Transcribe the full listing below exactly.

** Start **

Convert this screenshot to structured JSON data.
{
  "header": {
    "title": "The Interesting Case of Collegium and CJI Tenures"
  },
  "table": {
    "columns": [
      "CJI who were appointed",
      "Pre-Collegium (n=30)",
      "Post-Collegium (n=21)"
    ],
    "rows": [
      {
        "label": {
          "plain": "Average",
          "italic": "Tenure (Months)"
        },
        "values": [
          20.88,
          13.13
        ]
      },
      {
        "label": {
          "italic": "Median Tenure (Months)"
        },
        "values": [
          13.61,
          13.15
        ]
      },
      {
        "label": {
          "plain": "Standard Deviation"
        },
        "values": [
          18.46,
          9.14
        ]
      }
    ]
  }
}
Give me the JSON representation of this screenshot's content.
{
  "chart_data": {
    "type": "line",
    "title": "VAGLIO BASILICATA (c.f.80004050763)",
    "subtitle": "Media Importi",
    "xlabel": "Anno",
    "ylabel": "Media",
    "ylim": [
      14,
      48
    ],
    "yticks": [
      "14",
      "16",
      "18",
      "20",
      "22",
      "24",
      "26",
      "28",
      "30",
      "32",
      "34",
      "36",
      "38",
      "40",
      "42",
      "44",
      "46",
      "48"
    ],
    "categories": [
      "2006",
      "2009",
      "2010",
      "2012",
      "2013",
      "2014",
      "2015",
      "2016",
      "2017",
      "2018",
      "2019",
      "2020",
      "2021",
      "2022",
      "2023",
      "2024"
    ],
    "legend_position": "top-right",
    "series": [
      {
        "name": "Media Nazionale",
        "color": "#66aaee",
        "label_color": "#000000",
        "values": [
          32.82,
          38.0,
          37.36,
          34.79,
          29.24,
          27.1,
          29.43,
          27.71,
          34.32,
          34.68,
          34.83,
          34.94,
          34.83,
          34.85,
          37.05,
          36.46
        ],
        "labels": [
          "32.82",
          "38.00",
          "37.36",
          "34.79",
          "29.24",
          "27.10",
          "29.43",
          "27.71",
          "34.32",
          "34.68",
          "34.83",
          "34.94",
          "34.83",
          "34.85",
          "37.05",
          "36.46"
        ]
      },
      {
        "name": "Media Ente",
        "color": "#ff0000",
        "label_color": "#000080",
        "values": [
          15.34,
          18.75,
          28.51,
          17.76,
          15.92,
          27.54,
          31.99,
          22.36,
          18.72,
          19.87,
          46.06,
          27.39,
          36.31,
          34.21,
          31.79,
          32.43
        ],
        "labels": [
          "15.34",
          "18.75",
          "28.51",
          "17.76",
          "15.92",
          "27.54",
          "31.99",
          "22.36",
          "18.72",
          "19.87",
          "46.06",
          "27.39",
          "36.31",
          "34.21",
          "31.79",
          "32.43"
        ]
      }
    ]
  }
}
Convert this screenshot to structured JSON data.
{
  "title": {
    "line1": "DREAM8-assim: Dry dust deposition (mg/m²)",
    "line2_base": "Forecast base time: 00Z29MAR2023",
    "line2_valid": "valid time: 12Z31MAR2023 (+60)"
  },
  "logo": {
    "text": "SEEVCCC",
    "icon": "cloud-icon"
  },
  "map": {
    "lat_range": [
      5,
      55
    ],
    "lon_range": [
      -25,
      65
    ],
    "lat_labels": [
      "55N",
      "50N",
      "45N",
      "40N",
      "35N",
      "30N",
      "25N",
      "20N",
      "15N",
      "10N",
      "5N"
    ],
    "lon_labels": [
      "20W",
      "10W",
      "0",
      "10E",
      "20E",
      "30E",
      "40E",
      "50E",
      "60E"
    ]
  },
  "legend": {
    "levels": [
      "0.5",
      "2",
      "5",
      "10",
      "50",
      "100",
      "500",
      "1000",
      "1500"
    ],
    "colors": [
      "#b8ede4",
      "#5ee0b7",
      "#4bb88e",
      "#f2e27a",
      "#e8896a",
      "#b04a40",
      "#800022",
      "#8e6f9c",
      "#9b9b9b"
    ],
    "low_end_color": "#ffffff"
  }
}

** End **

§ **Exercise solution**
Convert this screenshot to structured JSON data.
{
  "header": {
    "title": "The Interesting Case of Collegium and CJI Tenures"
  },
  "table": {
    "columns": [
      "CJI who were appointed",
      "Pre-Collegium (n=30)",
      "Post-Collegium (n=21)"
    ],
    "rows": [
      {
        "label": {
          "plain": "Average",
          "italic": "Tenure (Months)"
        },
        "values": [
          20.88,
          13.13
        ]
      },
      {
        "label": {
          "italic": "Median Tenure (Months)"
        },
        "values": [
          13.61,
          13.15
        ]
      },
      {
        "label": {
          "plain": "Standard Deviation"
        },
        "values": [
          18.46,
          9.14
        ]
      }
    ]
  }
}
Give me the JSON representation of this screenshot's content.
{
  "chart_data": {
    "type": "line",
    "title": "VAGLIO BASILICATA (c.f.80004050763)",
    "subtitle": "Media Importi",
    "xlabel": "Anno",
    "ylabel": "Media",
    "ylim": [
      14,
      48
    ],
    "yticks": [
      "14",
      "16",
      "18",
      "20",
      "22",
      "24",
      "26",
      "28",
      "30",
      "32",
      "34",
      "36",
      "38",
      "40",
      "42",
      "44",
      "46",
      "48"
    ],
    "categories": [
      "2006",
      "2009",
      "2010",
      "2012",
      "2013",
      "2014",
      "2015",
      "2016",
      "2017",
      "2018",
      "2019",
      "2020",
      "2021",
      "2022",
      "2023",
      "2024"
    ],
    "legend_position": "top-right",
    "series": [
      {
        "name": "Media Nazionale",
        "color": "#66aaee",
        "label_color": "#000000",
        "values": [
          32.82,
          38.0,
          37.36,
          34.79,
          29.24,
          27.1,
          29.43,
          27.71,
          34.32,
          34.68,
          34.83,
          34.94,
          34.83,
          34.85,
          37.05,
          36.46
        ],
        "labels": [
          "32.82",
          "38.00",
          "37.36",
          "34.79",
          "29.24",
          "27.10",
          "29.43",
          "27.71",
          "34.32",
          "34.68",
          "34.83",
          "34.94",
          "34.83",
          "34.85",
          "37.05",
          "36.46"
        ]
      },
      {
        "name": "Media Ente",
        "color": "#ff0000",
        "label_color": "#000080",
        "values": [
          15.34,
          18.75,
          28.51,
          17.76,
          15.92,
          27.54,
          31.99,
          22.36,
          18.72,
          19.87,
          46.06,
          27.39,
          36.31,
          34.21,
          31.79,
          32.43
        ],
        "labels": [
          "15.34",
          "18.75",
          "28.51",
          "17.76",
          "15.92",
          "27.54",
          "31.99",
          "22.36",
          "18.72",
          "19.87",
          "46.06",
          "27.39",
          "36.31",
          "34.21",
          "31.79",
          "32.43"
        ]
      }
    ]
  }
}
Convert this screenshot to structured JSON data.
{
  "title": {
    "line1": "DREAM8-assim: Dry dust deposition (mg/m²)",
    "line2_base": "Forecast base time: 00Z29MAR2023",
    "line2_valid": "valid time: 12Z31MAR2023 (+60)"
  },
  "logo": {
    "text": "SEEVCCC",
    "icon": "cloud-icon"
  },
  "map": {
    "lat_range": [
      5,
      55
    ],
    "lon_range": [
      -25,
      65
    ],
    "lat_labels": [
      "55N",
      "50N",
      "45N",
      "40N",
      "35N",
      "30N",
      "25N",
      "20N",
      "15N",
      "10N",
      "5N"
    ],
    "lon_labels": [
      "20W",
      "10W",
      "0",
      "10E",
      "20E",
      "30E",
      "40E",
      "50E",
      "60E"
    ]
  },
  "legend": {
    "levels": [
      "0.5",
      "2",
      "5",
      "10",
      "50",
      "100",
      "500",
      "1000",
      "1500"
    ],
    "colors": [
      "#b8ede4",
      "#5ee0b7",
      "#4bb88e",
      "#f2e27a",
      "#e8896a",
      "#b04a40",
      "#800022",
      "#8e6f9c",
      "#9b9b9b"
    ],
    "low_end_color": "#ffffff"
  }
}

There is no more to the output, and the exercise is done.